(Stored data)
* begin *
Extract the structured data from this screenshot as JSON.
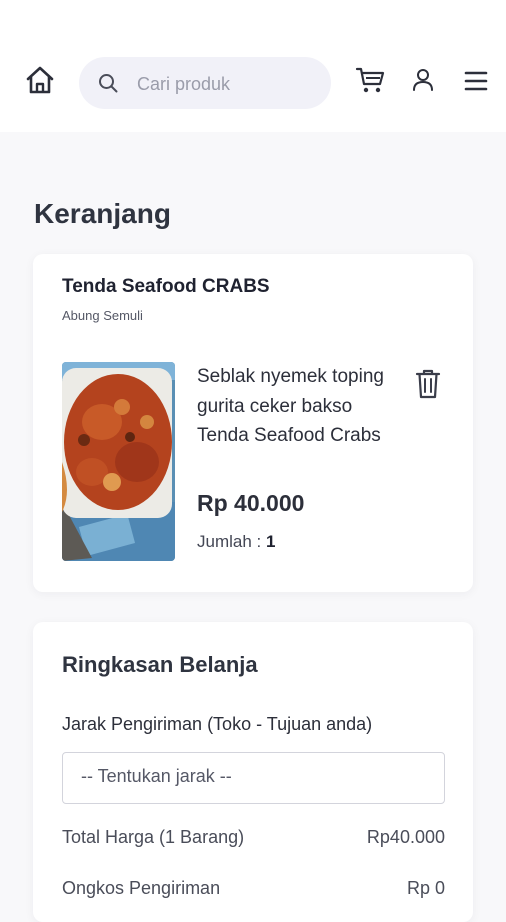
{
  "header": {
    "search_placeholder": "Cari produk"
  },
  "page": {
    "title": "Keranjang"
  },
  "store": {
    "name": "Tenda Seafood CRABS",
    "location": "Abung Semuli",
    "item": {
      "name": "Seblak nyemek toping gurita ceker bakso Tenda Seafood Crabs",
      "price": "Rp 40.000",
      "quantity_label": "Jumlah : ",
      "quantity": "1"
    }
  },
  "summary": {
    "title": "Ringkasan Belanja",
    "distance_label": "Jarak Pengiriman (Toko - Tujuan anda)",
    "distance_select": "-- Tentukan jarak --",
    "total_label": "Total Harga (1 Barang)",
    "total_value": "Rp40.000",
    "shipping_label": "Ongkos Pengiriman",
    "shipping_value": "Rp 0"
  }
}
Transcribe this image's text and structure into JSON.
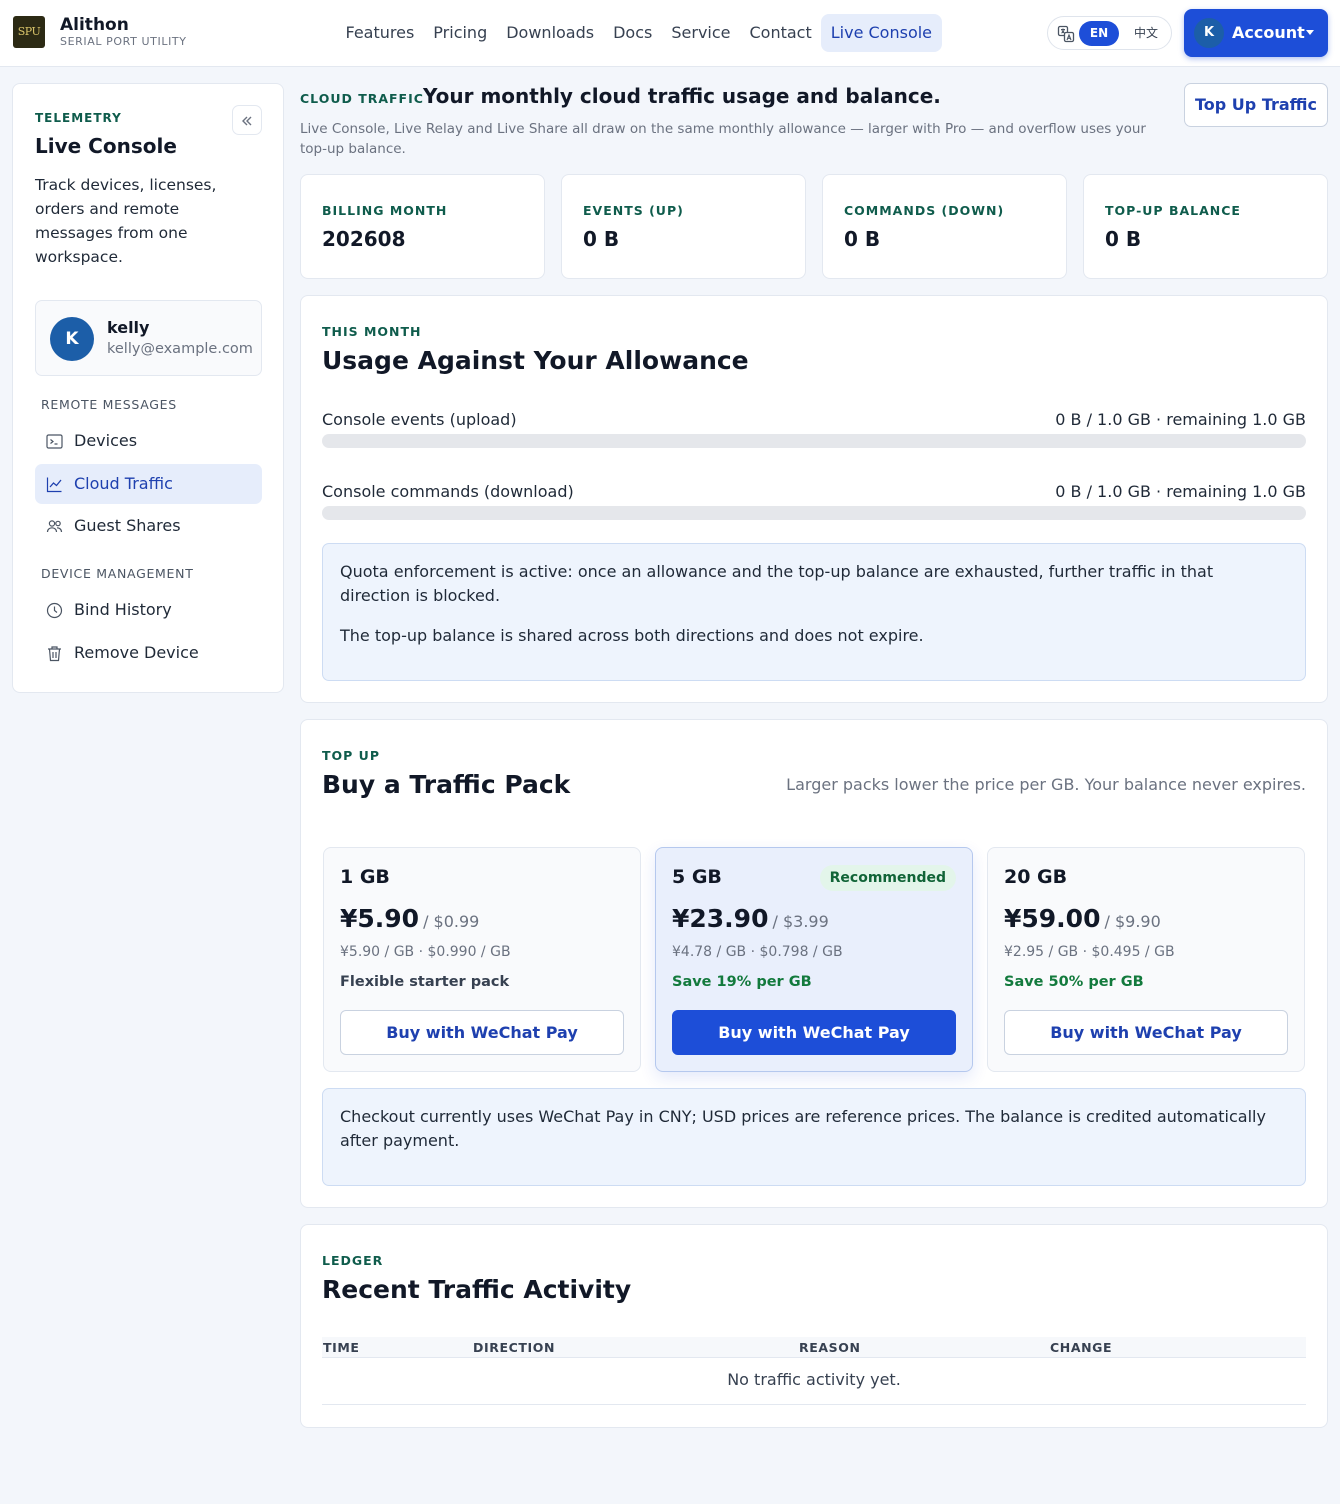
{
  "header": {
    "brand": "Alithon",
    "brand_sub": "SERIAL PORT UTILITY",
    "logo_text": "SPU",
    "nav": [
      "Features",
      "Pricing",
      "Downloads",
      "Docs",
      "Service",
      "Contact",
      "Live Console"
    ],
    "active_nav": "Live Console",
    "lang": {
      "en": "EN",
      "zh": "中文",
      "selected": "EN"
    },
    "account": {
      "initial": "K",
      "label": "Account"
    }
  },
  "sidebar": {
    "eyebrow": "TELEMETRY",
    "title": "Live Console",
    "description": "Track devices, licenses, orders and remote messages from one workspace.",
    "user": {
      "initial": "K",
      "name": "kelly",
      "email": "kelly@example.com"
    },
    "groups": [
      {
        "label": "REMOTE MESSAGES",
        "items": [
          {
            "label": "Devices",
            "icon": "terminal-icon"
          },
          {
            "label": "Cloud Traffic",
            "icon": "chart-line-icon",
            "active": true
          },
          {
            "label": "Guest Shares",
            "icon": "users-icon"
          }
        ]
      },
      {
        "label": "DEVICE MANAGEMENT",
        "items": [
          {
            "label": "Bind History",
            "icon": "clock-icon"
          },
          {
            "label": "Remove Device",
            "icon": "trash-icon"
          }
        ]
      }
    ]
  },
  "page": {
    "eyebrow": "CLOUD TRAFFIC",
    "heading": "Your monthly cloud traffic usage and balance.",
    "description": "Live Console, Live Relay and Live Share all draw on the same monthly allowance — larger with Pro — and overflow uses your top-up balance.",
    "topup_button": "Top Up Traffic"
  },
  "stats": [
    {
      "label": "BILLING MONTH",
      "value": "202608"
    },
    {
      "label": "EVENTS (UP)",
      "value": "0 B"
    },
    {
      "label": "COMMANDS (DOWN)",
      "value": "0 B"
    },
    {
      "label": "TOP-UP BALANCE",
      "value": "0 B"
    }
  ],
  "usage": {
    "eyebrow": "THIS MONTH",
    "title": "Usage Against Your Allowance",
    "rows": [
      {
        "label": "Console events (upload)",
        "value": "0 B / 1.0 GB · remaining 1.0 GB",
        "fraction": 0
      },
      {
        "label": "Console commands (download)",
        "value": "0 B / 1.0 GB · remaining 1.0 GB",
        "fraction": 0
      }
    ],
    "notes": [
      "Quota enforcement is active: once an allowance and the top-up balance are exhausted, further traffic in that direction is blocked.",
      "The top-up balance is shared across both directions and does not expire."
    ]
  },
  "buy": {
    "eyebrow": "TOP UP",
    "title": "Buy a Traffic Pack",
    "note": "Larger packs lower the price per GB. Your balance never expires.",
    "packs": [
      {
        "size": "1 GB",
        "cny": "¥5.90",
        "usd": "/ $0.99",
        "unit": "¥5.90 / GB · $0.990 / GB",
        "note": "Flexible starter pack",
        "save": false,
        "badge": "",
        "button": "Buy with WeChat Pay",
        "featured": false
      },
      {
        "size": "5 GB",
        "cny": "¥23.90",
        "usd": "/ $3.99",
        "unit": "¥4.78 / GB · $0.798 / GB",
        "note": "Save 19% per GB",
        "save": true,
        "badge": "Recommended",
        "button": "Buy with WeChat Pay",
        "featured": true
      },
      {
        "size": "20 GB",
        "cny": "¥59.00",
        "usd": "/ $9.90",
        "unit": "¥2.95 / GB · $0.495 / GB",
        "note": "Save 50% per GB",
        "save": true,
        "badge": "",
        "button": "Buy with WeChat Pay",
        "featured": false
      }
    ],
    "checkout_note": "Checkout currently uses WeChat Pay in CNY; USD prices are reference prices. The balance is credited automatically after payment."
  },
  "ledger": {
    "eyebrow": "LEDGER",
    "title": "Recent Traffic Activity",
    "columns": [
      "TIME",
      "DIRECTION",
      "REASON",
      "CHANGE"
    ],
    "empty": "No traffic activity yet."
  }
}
* end *
* begin *
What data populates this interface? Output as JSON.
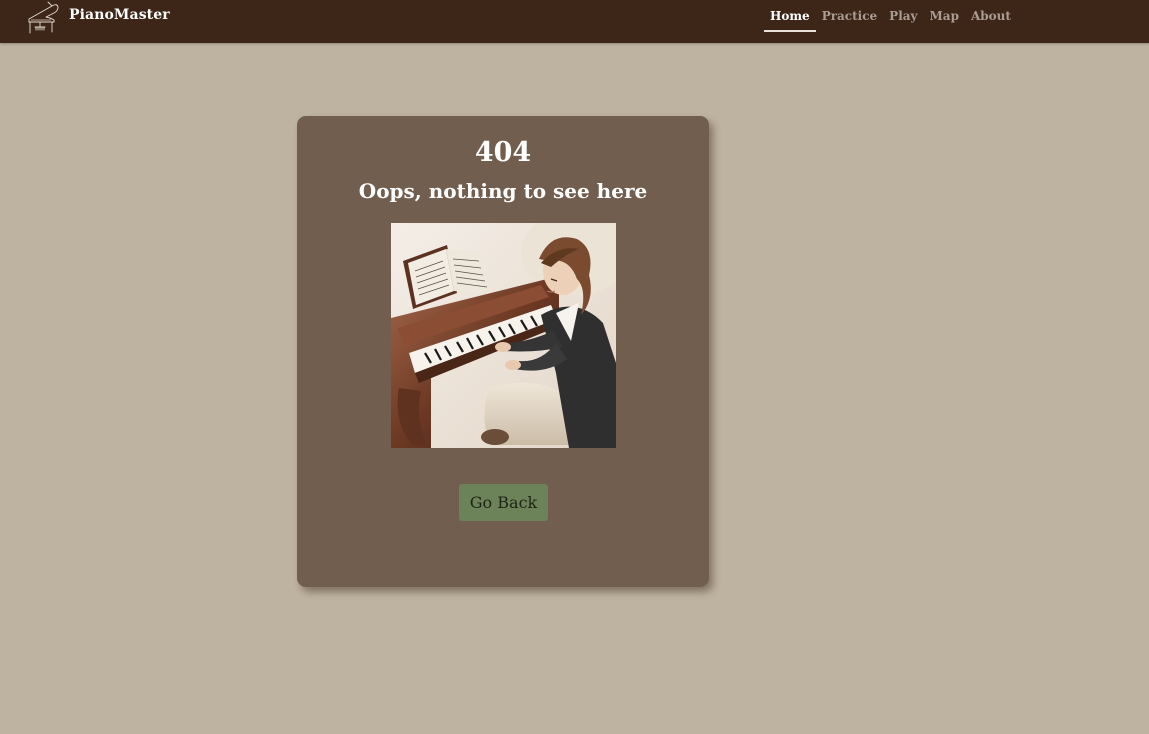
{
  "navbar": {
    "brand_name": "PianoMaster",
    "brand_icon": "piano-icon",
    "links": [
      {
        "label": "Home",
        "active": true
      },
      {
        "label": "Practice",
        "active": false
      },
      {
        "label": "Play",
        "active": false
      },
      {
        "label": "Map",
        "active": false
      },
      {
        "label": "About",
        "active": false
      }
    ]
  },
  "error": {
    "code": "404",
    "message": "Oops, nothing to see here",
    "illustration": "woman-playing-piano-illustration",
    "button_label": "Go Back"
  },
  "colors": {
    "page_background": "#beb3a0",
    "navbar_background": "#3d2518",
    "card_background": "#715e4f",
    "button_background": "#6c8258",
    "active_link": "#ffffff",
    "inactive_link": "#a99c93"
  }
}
* end *
* begin *
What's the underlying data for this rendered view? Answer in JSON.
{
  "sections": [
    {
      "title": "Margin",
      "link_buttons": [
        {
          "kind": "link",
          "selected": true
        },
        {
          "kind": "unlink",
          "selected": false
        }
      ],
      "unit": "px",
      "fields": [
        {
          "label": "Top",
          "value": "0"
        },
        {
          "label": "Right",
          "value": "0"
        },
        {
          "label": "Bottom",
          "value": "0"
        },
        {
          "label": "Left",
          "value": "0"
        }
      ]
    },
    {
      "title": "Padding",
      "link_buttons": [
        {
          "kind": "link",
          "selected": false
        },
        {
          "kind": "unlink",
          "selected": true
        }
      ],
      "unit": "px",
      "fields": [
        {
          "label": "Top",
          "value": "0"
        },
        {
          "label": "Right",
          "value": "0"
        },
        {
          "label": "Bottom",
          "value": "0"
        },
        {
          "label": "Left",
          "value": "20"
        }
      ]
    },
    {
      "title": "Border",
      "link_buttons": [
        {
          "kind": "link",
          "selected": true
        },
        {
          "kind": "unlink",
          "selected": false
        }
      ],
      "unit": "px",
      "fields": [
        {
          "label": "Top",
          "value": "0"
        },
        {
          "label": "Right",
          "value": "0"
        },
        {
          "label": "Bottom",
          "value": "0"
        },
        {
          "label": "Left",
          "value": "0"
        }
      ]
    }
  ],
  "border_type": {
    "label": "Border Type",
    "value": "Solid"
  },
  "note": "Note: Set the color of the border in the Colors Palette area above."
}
* end *
== EXERCISE GOAL ==
Which lines in the listing above hold the word "uses"? Show each of them.

== RESPONSE BELOW ==
    "description": "Live Console, Live Relay and Live Share all draw on the same monthly allowance — larger with Pro — and overflow uses your top-up balance.",
    "checkout_note": "Checkout currently uses WeChat Pay in CNY; USD prices are reference prices. The balance is credited automatically after payment."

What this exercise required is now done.